-- start SOURCE RECORDS --
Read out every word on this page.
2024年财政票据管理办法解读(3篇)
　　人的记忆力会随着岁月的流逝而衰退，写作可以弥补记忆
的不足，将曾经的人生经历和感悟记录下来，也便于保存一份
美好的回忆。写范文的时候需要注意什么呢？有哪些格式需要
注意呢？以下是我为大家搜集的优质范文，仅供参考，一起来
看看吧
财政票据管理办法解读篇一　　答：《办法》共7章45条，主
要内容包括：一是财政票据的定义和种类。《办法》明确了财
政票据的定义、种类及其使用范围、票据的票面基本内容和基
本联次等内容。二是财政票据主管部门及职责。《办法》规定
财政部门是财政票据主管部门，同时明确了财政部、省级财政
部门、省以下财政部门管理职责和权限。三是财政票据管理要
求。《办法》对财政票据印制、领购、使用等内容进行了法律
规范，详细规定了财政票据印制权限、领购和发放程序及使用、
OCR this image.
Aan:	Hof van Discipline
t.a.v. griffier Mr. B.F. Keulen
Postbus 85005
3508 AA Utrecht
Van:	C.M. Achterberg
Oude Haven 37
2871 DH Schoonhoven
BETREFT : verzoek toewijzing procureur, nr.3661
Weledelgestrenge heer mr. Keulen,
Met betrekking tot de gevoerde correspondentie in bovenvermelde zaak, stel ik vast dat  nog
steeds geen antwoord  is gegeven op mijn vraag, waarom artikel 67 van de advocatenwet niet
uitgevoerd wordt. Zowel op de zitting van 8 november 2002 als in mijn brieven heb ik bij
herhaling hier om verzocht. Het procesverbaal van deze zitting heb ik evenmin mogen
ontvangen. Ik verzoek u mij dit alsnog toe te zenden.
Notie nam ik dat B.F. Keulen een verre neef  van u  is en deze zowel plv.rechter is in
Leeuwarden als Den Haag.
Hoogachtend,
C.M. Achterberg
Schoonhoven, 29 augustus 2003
-- end SOURCE RECORDS --
--- WHAT TO PRODUCE ---
Repeat word for word the lines running from the line containing "OCR this image." to the end of the entries above, inclusive.

--- ANSWER TO THIS PROBLEM ---
OCR this image.
Aan:	Hof van Discipline
t.a.v. griffier Mr. B.F. Keulen
Postbus 85005
3508 AA Utrecht
Van:	C.M. Achterberg
Oude Haven 37
2871 DH Schoonhoven
BETREFT : verzoek toewijzing procureur, nr.3661
Weledelgestrenge heer mr. Keulen,
Met betrekking tot de gevoerde correspondentie in bovenvermelde zaak, stel ik vast dat  nog
steeds geen antwoord  is gegeven op mijn vraag, waarom artikel 67 van de advocatenwet niet
uitgevoerd wordt. Zowel op de zitting van 8 november 2002 als in mijn brieven heb ik bij
herhaling hier om verzocht. Het procesverbaal van deze zitting heb ik evenmin mogen
ontvangen. Ik verzoek u mij dit alsnog toe te zenden.
Notie nam ik dat B.F. Keulen een verre neef  van u  is en deze zowel plv.rechter is in
Leeuwarden als Den Haag.
Hoogachtend,
C.M. Achterberg
Schoonhoven, 29 augustus 2003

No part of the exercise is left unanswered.